EXERCISE DIRECTIONS ->
Transcribe every line, keeping it exact.

[START]

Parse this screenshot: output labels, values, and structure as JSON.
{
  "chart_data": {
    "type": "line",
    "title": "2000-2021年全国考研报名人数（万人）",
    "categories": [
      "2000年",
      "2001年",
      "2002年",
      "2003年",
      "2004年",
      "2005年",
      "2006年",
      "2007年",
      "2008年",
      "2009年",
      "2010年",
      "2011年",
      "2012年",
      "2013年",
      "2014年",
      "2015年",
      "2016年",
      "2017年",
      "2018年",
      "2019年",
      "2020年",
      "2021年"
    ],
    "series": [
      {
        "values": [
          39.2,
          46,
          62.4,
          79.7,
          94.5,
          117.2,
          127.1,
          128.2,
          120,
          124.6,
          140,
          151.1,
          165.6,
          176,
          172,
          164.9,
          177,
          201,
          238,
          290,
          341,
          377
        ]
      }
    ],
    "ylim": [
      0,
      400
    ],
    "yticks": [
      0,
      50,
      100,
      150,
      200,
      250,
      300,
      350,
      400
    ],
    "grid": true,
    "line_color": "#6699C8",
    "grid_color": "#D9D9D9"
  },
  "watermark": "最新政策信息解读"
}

[END]

SOLVED PROBLEM ->
Parse this screenshot: output labels, values, and structure as JSON.
{
  "chart_data": {
    "type": "line",
    "title": "2000-2021年全国考研报名人数（万人）",
    "categories": [
      "2000年",
      "2001年",
      "2002年",
      "2003年",
      "2004年",
      "2005年",
      "2006年",
      "2007年",
      "2008年",
      "2009年",
      "2010年",
      "2011年",
      "2012年",
      "2013年",
      "2014年",
      "2015年",
      "2016年",
      "2017年",
      "2018年",
      "2019年",
      "2020年",
      "2021年"
    ],
    "series": [
      {
        "values": [
          39.2,
          46,
          62.4,
          79.7,
          94.5,
          117.2,
          127.1,
          128.2,
          120,
          124.6,
          140,
          151.1,
          165.6,
          176,
          172,
          164.9,
          177,
          201,
          238,
          290,
          341,
          377
        ]
      }
    ],
    "ylim": [
      0,
      400
    ],
    "yticks": [
      0,
      50,
      100,
      150,
      200,
      250,
      300,
      350,
      400
    ],
    "grid": true,
    "line_color": "#6699C8",
    "grid_color": "#D9D9D9"
  },
  "watermark": "最新政策信息解读"
}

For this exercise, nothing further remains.